(Figure record listings)
=====
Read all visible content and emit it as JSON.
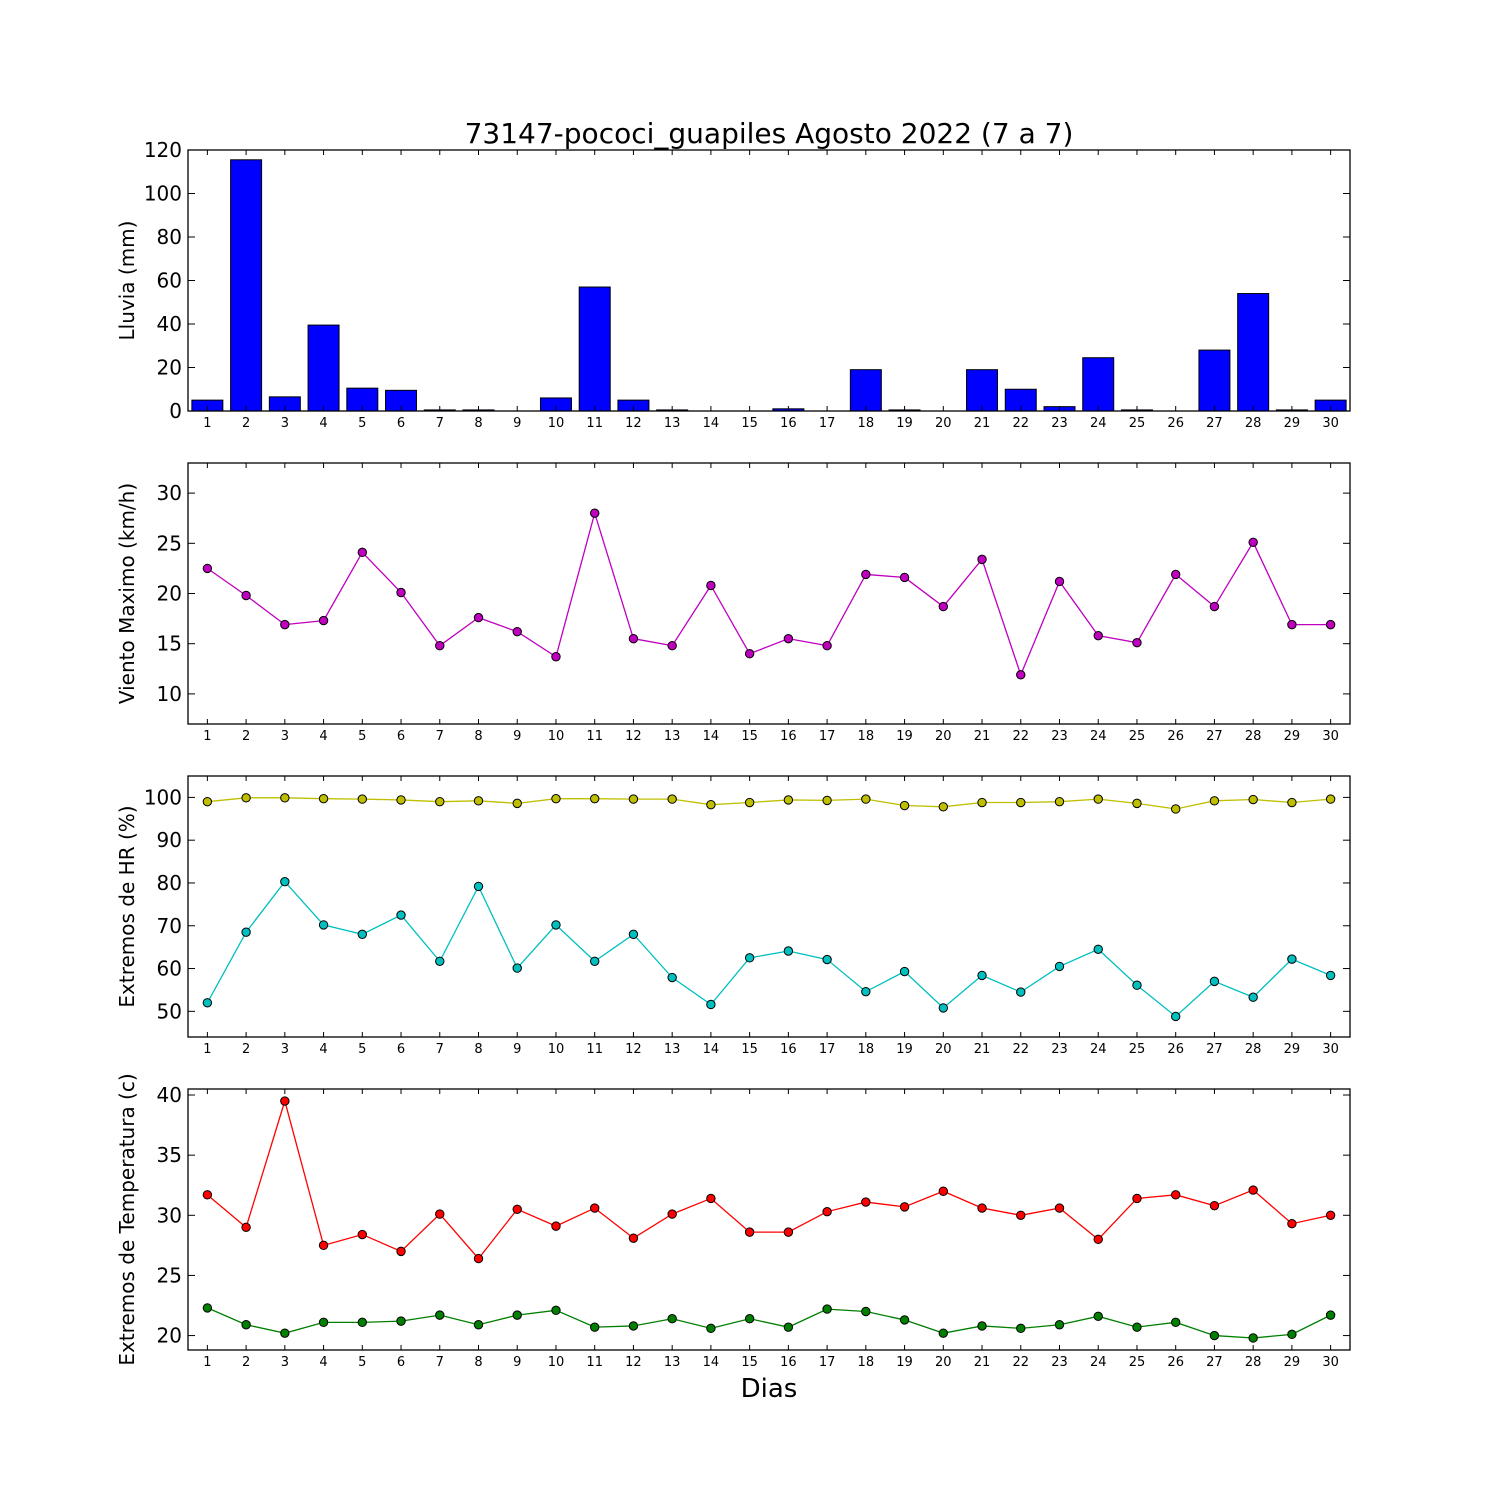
{
  "title": "73147-pococi_guapiles Agosto 2022  (7 a 7)",
  "xlabel": "Dias",
  "days": [
    1,
    2,
    3,
    4,
    5,
    6,
    7,
    8,
    9,
    10,
    11,
    12,
    13,
    14,
    15,
    16,
    17,
    18,
    19,
    20,
    21,
    22,
    23,
    24,
    25,
    26,
    27,
    28,
    29,
    30
  ],
  "chart_data": [
    {
      "type": "bar",
      "ylabel": "Lluvia (mm)",
      "ylim": [
        0,
        120
      ],
      "yticks": [
        0,
        20,
        40,
        60,
        80,
        100,
        120
      ],
      "grid": false,
      "series": [
        {
          "color": "#0000ff",
          "values": [
            5.0,
            115.5,
            6.5,
            39.5,
            10.5,
            9.5,
            0.5,
            0.5,
            0.0,
            6.0,
            57.0,
            5.0,
            0.5,
            0.0,
            0.0,
            1.0,
            0.0,
            19.0,
            0.5,
            0.0,
            19.0,
            10.0,
            2.0,
            24.5,
            0.5,
            0.0,
            28.0,
            54.0,
            0.5,
            5.0
          ]
        }
      ]
    },
    {
      "type": "line",
      "ylabel": "Viento Maximo (km/h)",
      "ylim": [
        7,
        33
      ],
      "yticks": [
        10,
        15,
        20,
        25,
        30
      ],
      "grid": false,
      "series": [
        {
          "color": "#bf00bf",
          "values": [
            22.5,
            19.8,
            16.9,
            17.3,
            24.1,
            20.1,
            14.8,
            17.6,
            16.2,
            13.7,
            28.0,
            15.5,
            14.8,
            20.8,
            14.0,
            15.5,
            14.8,
            21.9,
            21.6,
            18.7,
            23.4,
            11.9,
            21.2,
            15.8,
            15.1,
            21.9,
            18.7,
            25.1,
            16.9,
            16.9
          ]
        }
      ]
    },
    {
      "type": "line",
      "ylabel": "Extremos de HR (%)",
      "ylim": [
        44,
        105
      ],
      "yticks": [
        50,
        60,
        70,
        80,
        90,
        100
      ],
      "grid": false,
      "series": [
        {
          "color": "#bfbf00",
          "values": [
            99.0,
            99.9,
            99.9,
            99.7,
            99.6,
            99.4,
            99.0,
            99.2,
            98.6,
            99.7,
            99.7,
            99.6,
            99.6,
            98.3,
            98.8,
            99.4,
            99.3,
            99.6,
            98.1,
            97.8,
            98.8,
            98.8,
            99.0,
            99.6,
            98.6,
            97.3,
            99.2,
            99.5,
            98.8,
            99.6
          ]
        },
        {
          "color": "#00bfbf",
          "values": [
            52.0,
            68.5,
            80.3,
            70.2,
            68.0,
            72.5,
            61.7,
            79.2,
            60.1,
            70.2,
            61.7,
            68.0,
            57.9,
            51.6,
            62.5,
            64.1,
            62.1,
            54.6,
            59.3,
            50.8,
            58.4,
            54.5,
            60.5,
            64.5,
            56.1,
            48.8,
            57.0,
            53.3,
            62.2,
            58.4
          ]
        }
      ]
    },
    {
      "type": "line",
      "ylabel": "Extremos de Temperatura (c)",
      "ylim": [
        18.8,
        40.5
      ],
      "yticks": [
        20,
        25,
        30,
        35,
        40
      ],
      "grid": false,
      "series": [
        {
          "color": "#ff0000",
          "values": [
            31.7,
            29.0,
            39.5,
            27.5,
            28.4,
            27.0,
            30.1,
            26.4,
            30.5,
            29.1,
            30.6,
            28.1,
            30.1,
            31.4,
            28.6,
            28.6,
            30.3,
            31.1,
            30.7,
            32.0,
            30.6,
            30.0,
            30.6,
            28.0,
            31.4,
            31.7,
            30.8,
            32.1,
            29.3,
            30.0
          ]
        },
        {
          "color": "#007f00",
          "values": [
            22.3,
            20.9,
            20.2,
            21.1,
            21.1,
            21.2,
            21.7,
            20.9,
            21.7,
            22.1,
            20.7,
            20.8,
            21.4,
            20.6,
            21.4,
            20.7,
            22.2,
            22.0,
            21.3,
            20.2,
            20.8,
            20.6,
            20.9,
            21.6,
            20.7,
            21.1,
            20.0,
            19.8,
            20.1,
            21.7
          ]
        }
      ]
    }
  ]
}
=====
### Instruction
With the pictures omitted, reproduce the records in full and exactly.

### Complete response
Read all visible content and emit it as JSON.
{
  "title": "73147-pococi_guapiles Agosto 2022  (7 a 7)",
  "xlabel": "Dias",
  "days": [
    1,
    2,
    3,
    4,
    5,
    6,
    7,
    8,
    9,
    10,
    11,
    12,
    13,
    14,
    15,
    16,
    17,
    18,
    19,
    20,
    21,
    22,
    23,
    24,
    25,
    26,
    27,
    28,
    29,
    30
  ],
  "chart_data": [
    {
      "type": "bar",
      "ylabel": "Lluvia (mm)",
      "ylim": [
        0,
        120
      ],
      "yticks": [
        0,
        20,
        40,
        60,
        80,
        100,
        120
      ],
      "grid": false,
      "series": [
        {
          "color": "#0000ff",
          "values": [
            5.0,
            115.5,
            6.5,
            39.5,
            10.5,
            9.5,
            0.5,
            0.5,
            0.0,
            6.0,
            57.0,
            5.0,
            0.5,
            0.0,
            0.0,
            1.0,
            0.0,
            19.0,
            0.5,
            0.0,
            19.0,
            10.0,
            2.0,
            24.5,
            0.5,
            0.0,
            28.0,
            54.0,
            0.5,
            5.0
          ]
        }
      ]
    },
    {
      "type": "line",
      "ylabel": "Viento Maximo (km/h)",
      "ylim": [
        7,
        33
      ],
      "yticks": [
        10,
        15,
        20,
        25,
        30
      ],
      "grid": false,
      "series": [
        {
          "color": "#bf00bf",
          "values": [
            22.5,
            19.8,
            16.9,
            17.3,
            24.1,
            20.1,
            14.8,
            17.6,
            16.2,
            13.7,
            28.0,
            15.5,
            14.8,
            20.8,
            14.0,
            15.5,
            14.8,
            21.9,
            21.6,
            18.7,
            23.4,
            11.9,
            21.2,
            15.8,
            15.1,
            21.9,
            18.7,
            25.1,
            16.9,
            16.9
          ]
        }
      ]
    },
    {
      "type": "line",
      "ylabel": "Extremos de HR (%)",
      "ylim": [
        44,
        105
      ],
      "yticks": [
        50,
        60,
        70,
        80,
        90,
        100
      ],
      "grid": false,
      "series": [
        {
          "color": "#bfbf00",
          "values": [
            99.0,
            99.9,
            99.9,
            99.7,
            99.6,
            99.4,
            99.0,
            99.2,
            98.6,
            99.7,
            99.7,
            99.6,
            99.6,
            98.3,
            98.8,
            99.4,
            99.3,
            99.6,
            98.1,
            97.8,
            98.8,
            98.8,
            99.0,
            99.6,
            98.6,
            97.3,
            99.2,
            99.5,
            98.8,
            99.6
          ]
        },
        {
          "color": "#00bfbf",
          "values": [
            52.0,
            68.5,
            80.3,
            70.2,
            68.0,
            72.5,
            61.7,
            79.2,
            60.1,
            70.2,
            61.7,
            68.0,
            57.9,
            51.6,
            62.5,
            64.1,
            62.1,
            54.6,
            59.3,
            50.8,
            58.4,
            54.5,
            60.5,
            64.5,
            56.1,
            48.8,
            57.0,
            53.3,
            62.2,
            58.4
          ]
        }
      ]
    },
    {
      "type": "line",
      "ylabel": "Extremos de Temperatura (c)",
      "ylim": [
        18.8,
        40.5
      ],
      "yticks": [
        20,
        25,
        30,
        35,
        40
      ],
      "grid": false,
      "series": [
        {
          "color": "#ff0000",
          "values": [
            31.7,
            29.0,
            39.5,
            27.5,
            28.4,
            27.0,
            30.1,
            26.4,
            30.5,
            29.1,
            30.6,
            28.1,
            30.1,
            31.4,
            28.6,
            28.6,
            30.3,
            31.1,
            30.7,
            32.0,
            30.6,
            30.0,
            30.6,
            28.0,
            31.4,
            31.7,
            30.8,
            32.1,
            29.3,
            30.0
          ]
        },
        {
          "color": "#007f00",
          "values": [
            22.3,
            20.9,
            20.2,
            21.1,
            21.1,
            21.2,
            21.7,
            20.9,
            21.7,
            22.1,
            20.7,
            20.8,
            21.4,
            20.6,
            21.4,
            20.7,
            22.2,
            22.0,
            21.3,
            20.2,
            20.8,
            20.6,
            20.9,
            21.6,
            20.7,
            21.1,
            20.0,
            19.8,
            20.1,
            21.7
          ]
        }
      ]
    }
  ]
}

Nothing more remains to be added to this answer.